## Problem details
Show all lines holding "ضعيف".

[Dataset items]
▬▬▬

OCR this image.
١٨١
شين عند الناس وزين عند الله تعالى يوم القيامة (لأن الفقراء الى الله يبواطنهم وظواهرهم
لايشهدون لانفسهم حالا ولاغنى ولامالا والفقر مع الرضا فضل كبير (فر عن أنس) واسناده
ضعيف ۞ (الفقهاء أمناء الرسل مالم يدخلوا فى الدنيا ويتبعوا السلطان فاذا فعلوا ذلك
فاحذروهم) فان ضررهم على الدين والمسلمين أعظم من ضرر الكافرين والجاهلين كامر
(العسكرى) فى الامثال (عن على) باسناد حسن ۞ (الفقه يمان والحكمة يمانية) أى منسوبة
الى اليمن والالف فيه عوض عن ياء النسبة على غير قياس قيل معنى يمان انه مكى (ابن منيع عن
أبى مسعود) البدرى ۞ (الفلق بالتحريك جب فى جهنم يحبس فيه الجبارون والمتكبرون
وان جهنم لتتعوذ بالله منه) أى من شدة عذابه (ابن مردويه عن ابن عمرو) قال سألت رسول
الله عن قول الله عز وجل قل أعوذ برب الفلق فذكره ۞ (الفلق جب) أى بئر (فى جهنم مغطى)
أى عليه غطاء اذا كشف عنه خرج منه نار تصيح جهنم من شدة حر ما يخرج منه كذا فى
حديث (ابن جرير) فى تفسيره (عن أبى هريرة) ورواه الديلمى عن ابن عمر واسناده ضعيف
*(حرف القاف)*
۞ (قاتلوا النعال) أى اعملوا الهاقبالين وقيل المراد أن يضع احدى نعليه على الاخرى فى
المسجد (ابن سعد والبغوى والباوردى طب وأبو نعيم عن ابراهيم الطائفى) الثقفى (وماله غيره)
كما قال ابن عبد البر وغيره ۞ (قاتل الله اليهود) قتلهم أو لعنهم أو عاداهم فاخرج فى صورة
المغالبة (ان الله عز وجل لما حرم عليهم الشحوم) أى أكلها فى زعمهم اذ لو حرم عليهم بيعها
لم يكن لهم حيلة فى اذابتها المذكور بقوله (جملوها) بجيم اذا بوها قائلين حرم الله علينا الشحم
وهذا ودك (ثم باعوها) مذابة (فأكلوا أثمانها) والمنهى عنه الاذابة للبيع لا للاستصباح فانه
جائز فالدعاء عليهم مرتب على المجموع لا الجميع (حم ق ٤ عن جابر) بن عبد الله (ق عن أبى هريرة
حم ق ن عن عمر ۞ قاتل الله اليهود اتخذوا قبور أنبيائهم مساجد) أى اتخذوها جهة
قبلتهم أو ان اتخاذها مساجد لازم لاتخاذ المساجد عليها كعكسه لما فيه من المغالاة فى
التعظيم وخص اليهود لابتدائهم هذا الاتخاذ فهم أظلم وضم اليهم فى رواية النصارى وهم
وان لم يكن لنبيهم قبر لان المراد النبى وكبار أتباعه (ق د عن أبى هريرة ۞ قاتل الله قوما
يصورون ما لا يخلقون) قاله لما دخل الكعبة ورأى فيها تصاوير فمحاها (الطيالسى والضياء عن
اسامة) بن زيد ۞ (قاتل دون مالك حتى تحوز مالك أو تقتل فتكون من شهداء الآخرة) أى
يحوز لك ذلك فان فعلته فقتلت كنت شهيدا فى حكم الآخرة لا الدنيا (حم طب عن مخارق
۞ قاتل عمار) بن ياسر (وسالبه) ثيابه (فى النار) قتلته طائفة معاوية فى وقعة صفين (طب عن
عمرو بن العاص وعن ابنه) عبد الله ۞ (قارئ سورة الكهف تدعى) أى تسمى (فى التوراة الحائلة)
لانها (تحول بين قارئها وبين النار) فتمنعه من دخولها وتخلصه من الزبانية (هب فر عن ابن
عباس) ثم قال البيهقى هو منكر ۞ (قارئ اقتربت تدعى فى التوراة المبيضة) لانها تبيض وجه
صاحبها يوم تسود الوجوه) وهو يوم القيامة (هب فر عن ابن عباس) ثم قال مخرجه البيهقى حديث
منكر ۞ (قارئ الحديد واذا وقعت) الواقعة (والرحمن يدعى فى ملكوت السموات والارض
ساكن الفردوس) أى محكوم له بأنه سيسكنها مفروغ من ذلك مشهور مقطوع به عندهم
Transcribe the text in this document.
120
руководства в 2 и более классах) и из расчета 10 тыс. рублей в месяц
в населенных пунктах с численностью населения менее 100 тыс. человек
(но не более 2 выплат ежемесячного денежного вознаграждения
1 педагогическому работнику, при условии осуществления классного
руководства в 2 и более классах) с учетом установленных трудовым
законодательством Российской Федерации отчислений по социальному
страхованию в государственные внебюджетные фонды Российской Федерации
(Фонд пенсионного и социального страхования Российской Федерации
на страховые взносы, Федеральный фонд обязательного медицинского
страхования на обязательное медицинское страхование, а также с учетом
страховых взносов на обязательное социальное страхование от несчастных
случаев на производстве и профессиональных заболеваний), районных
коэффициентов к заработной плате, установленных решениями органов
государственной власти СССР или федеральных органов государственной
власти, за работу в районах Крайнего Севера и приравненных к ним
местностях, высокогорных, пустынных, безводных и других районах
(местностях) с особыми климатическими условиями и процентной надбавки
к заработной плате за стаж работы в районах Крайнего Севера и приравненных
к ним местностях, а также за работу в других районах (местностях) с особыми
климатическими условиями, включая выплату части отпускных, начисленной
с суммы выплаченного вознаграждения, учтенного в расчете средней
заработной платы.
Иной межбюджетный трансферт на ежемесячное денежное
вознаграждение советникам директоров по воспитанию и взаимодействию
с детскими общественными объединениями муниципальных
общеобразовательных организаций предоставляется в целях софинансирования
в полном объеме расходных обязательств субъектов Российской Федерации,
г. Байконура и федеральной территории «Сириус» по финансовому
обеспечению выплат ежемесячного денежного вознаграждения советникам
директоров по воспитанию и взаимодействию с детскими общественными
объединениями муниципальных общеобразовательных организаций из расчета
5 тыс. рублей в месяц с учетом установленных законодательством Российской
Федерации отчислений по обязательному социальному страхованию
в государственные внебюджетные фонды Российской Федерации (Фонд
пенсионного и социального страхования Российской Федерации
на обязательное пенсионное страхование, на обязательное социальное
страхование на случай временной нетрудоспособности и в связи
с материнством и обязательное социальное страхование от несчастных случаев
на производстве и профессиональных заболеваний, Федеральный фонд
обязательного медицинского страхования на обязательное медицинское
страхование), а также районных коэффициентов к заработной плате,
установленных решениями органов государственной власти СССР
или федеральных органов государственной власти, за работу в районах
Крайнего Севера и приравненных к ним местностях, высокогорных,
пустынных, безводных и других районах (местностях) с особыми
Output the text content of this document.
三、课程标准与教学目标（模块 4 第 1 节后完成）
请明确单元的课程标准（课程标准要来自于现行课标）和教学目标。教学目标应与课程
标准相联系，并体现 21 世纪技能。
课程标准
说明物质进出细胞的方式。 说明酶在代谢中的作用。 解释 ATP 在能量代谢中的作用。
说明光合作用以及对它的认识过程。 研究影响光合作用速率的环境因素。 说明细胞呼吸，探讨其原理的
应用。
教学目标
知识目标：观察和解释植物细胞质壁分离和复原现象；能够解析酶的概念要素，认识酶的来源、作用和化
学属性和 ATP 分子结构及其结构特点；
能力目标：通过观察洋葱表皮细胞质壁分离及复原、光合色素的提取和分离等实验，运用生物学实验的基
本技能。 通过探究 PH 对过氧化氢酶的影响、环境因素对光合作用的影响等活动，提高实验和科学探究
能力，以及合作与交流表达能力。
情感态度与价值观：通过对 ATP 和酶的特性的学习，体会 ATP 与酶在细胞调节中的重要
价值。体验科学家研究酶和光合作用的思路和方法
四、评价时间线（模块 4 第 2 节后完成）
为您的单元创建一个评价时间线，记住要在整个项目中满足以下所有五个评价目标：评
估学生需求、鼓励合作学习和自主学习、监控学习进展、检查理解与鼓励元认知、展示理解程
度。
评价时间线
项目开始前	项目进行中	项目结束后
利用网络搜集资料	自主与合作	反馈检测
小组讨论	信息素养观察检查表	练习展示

▬▬▬

## Exercise answer
ضعيف ۞ (الفقهاء أمناء الرسل مالم يدخلوا فى الدنيا ويتبعوا السلطان فاذا فعلوا ذلك
حديث (ابن جرير) فى تفسيره (عن أبى هريرة) ورواه الديلمى عن ابن عمر واسناده ضعيف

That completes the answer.